■ **Task objective**:
Copy the lines of the items word for word, from the line containing "card-menu-button[interactable]: ··· bbox=[276, 258, 293, 274]" through the line containing "321, 151, 337]", both included.

Data entries:
......

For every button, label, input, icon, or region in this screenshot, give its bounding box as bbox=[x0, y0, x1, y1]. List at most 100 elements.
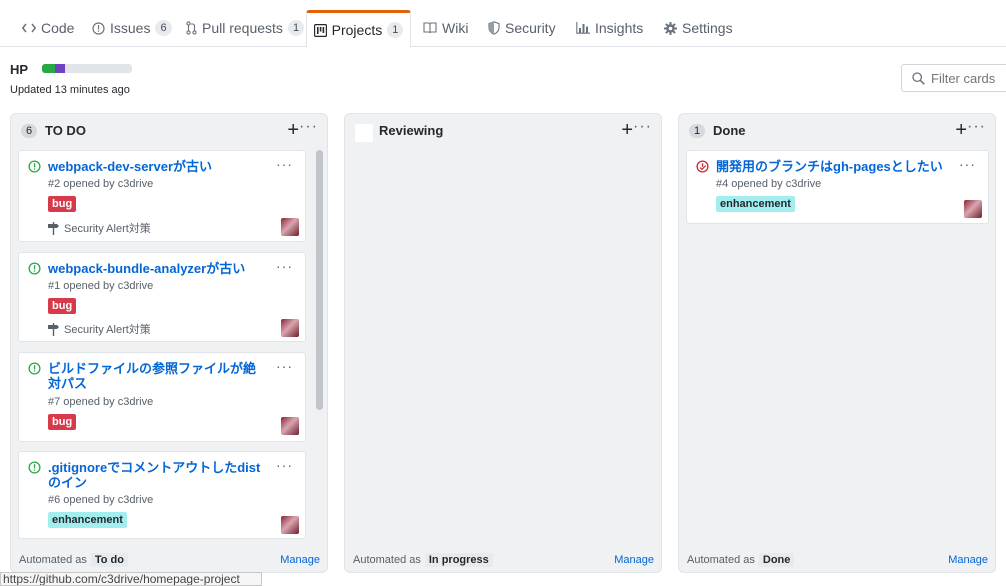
card-menu-button[interactable]: ··· bbox=[276, 258, 293, 274]
closed-issue-icon bbox=[696, 160, 709, 173]
automated-as-label: Automated as bbox=[687, 554, 755, 566]
assignee-avatar[interactable] bbox=[281, 516, 299, 534]
column-menu-button[interactable]: ··· bbox=[633, 118, 652, 136]
label-enhancement[interactable]: enhancement bbox=[716, 196, 795, 212]
manage-automation-link[interactable]: Manage bbox=[948, 554, 988, 566]
card-milestone[interactable]: Security Alert対策 bbox=[48, 321, 151, 337]
issue-card[interactable]: webpack-dev-serverが古い ··· #2 opened by c… bbox=[18, 150, 306, 242]
automation-value: To do bbox=[90, 553, 128, 567]
tab-label: Security bbox=[505, 20, 556, 36]
projects-counter: 1 bbox=[387, 22, 404, 38]
column-title: TO DO bbox=[45, 123, 86, 138]
assignee-avatar[interactable] bbox=[281, 417, 299, 435]
project-name: HP bbox=[10, 62, 29, 77]
column-card-count: 1 bbox=[689, 124, 706, 138]
tab-settings[interactable]: Settings bbox=[664, 10, 733, 46]
card-title-link[interactable]: ビルドファイルの参照ファイルが絶対パス bbox=[48, 361, 266, 391]
open-issue-icon bbox=[28, 362, 41, 375]
gear-icon bbox=[664, 21, 677, 35]
milestone-label: Security Alert対策 bbox=[64, 324, 151, 336]
column-menu-button[interactable]: ··· bbox=[299, 118, 318, 136]
column-header: 1 Done + ··· bbox=[679, 114, 995, 148]
code-icon bbox=[22, 22, 36, 34]
card-menu-button[interactable]: ··· bbox=[276, 457, 293, 473]
card-title-link[interactable]: webpack-dev-serverが古い bbox=[48, 159, 266, 174]
column-todo: 6 TO DO + ··· webpack-dev-serverが古い ··· … bbox=[10, 113, 328, 573]
open-issue-icon bbox=[28, 160, 41, 173]
issues-counter: 6 bbox=[155, 20, 172, 36]
tab-code[interactable]: Code bbox=[22, 10, 74, 46]
tab-issues[interactable]: Issues 6 bbox=[92, 10, 172, 46]
card-menu-button[interactable]: ··· bbox=[276, 358, 293, 374]
shield-icon bbox=[488, 21, 500, 35]
card-meta: #7 opened by c3drive bbox=[48, 396, 154, 408]
issue-card[interactable]: ビルドファイルの参照ファイルが絶対パス ··· #7 opened by c3d… bbox=[18, 352, 306, 442]
label-bug[interactable]: bug bbox=[48, 414, 77, 430]
card-title-link[interactable]: webpack-bundle-analyzerが古い bbox=[48, 261, 266, 276]
column-scrollbar[interactable] bbox=[316, 150, 323, 410]
card-meta: #6 opened by c3drive bbox=[48, 494, 154, 506]
automated-as-label: Automated as bbox=[19, 554, 87, 566]
automation-value: Done bbox=[758, 553, 795, 567]
filter-cards-input[interactable] bbox=[931, 70, 1006, 86]
project-icon bbox=[313, 23, 327, 37]
tab-label: Insights bbox=[595, 20, 644, 36]
tab-label: Settings bbox=[682, 20, 733, 36]
automation-value: In progress bbox=[424, 553, 493, 567]
tab-security[interactable]: Security bbox=[488, 10, 556, 46]
pull-request-icon bbox=[186, 21, 197, 35]
manage-automation-link[interactable]: Manage bbox=[280, 554, 320, 566]
tab-label: Pull requests bbox=[202, 20, 283, 36]
add-card-button[interactable]: + bbox=[287, 119, 299, 142]
column-title: Done bbox=[713, 123, 746, 138]
graph-icon bbox=[576, 22, 590, 34]
column-menu-button[interactable]: ··· bbox=[967, 118, 986, 136]
automated-as-label: Automated as bbox=[353, 554, 421, 566]
card-milestone[interactable]: Security Alert対策 bbox=[48, 220, 151, 236]
card-menu-button[interactable]: ··· bbox=[959, 156, 976, 172]
label-enhancement[interactable]: enhancement bbox=[48, 512, 127, 528]
issue-card[interactable]: .gitignoreでコメントアウトしたdistのイン ··· #6 opene… bbox=[18, 451, 306, 539]
tab-label: Issues bbox=[110, 20, 151, 36]
card-meta: #2 opened by c3drive bbox=[48, 178, 154, 190]
column-footer: Automated as To do Manage bbox=[11, 548, 327, 572]
column-done: 1 Done + ··· 開発用のブランチはgh-pagesとしたい ··· #… bbox=[678, 113, 996, 573]
search-icon bbox=[912, 71, 925, 85]
pull-requests-counter: 1 bbox=[287, 20, 305, 36]
repo-nav-tabs: Code Issues 6 Pull requests 1 Projects 1… bbox=[0, 10, 1006, 48]
open-issue-icon bbox=[28, 262, 41, 275]
column-footer: Automated as In progress Manage bbox=[345, 548, 661, 572]
milestone-icon bbox=[48, 322, 59, 336]
tab-label: Projects bbox=[331, 22, 383, 38]
card-title-link[interactable]: 開発用のブランチはgh-pagesとしたい bbox=[716, 159, 956, 174]
issue-icon bbox=[92, 21, 105, 35]
assignee-avatar[interactable] bbox=[281, 218, 299, 236]
issue-card[interactable]: webpack-bundle-analyzerが古い ··· #1 opened… bbox=[18, 252, 306, 342]
card-menu-button[interactable]: ··· bbox=[276, 156, 293, 172]
card-title-link[interactable]: .gitignoreでコメントアウトしたdistのイン bbox=[48, 460, 266, 490]
tab-pull-requests[interactable]: Pull requests 1 bbox=[186, 10, 305, 46]
milestone-label: Security Alert対策 bbox=[64, 223, 151, 235]
issue-card[interactable]: 開発用のブランチはgh-pagesとしたい ··· #4 opened by c… bbox=[686, 150, 989, 224]
open-issue-icon bbox=[28, 461, 41, 474]
column-card-count: 6 bbox=[21, 124, 38, 138]
progress-done-segment bbox=[42, 64, 55, 73]
progress-in-progress-segment bbox=[54, 64, 66, 73]
add-card-button[interactable]: + bbox=[955, 119, 967, 142]
milestone-icon bbox=[48, 221, 59, 235]
filter-cards-box[interactable] bbox=[901, 64, 1006, 92]
label-bug[interactable]: bug bbox=[48, 298, 77, 314]
tab-projects[interactable]: Projects 1 bbox=[306, 10, 411, 48]
card-meta: #4 opened by c3drive bbox=[716, 178, 822, 190]
project-updated-time: Updated 13 minutes ago bbox=[10, 84, 130, 96]
tab-label: Wiki bbox=[442, 20, 469, 36]
label-bug[interactable]: bug bbox=[48, 196, 77, 212]
book-icon bbox=[423, 22, 437, 34]
add-card-button[interactable]: + bbox=[621, 119, 633, 142]
assignee-avatar[interactable] bbox=[281, 319, 299, 337]
tab-wiki[interactable]: Wiki bbox=[423, 10, 468, 46]
manage-automation-link[interactable]: Manage bbox=[614, 554, 654, 566]
column-reviewing: Reviewing + ··· Automated as In progress… bbox=[344, 113, 662, 573]
assignee-avatar[interactable] bbox=[964, 200, 982, 218]
tab-insights[interactable]: Insights bbox=[576, 10, 643, 46]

......

■ **Task output**:
card-menu-button[interactable]: ··· bbox=[276, 258, 293, 274]
closed-issue-icon bbox=[696, 160, 709, 173]
automated-as-label: Automated as bbox=[687, 554, 755, 566]
assignee-avatar[interactable] bbox=[281, 516, 299, 534]
column-menu-button[interactable]: ··· bbox=[633, 118, 652, 136]
label-enhancement[interactable]: enhancement bbox=[716, 196, 795, 212]
manage-automation-link[interactable]: Manage bbox=[948, 554, 988, 566]
card-milestone[interactable]: Security Alert対策 bbox=[48, 321, 151, 337]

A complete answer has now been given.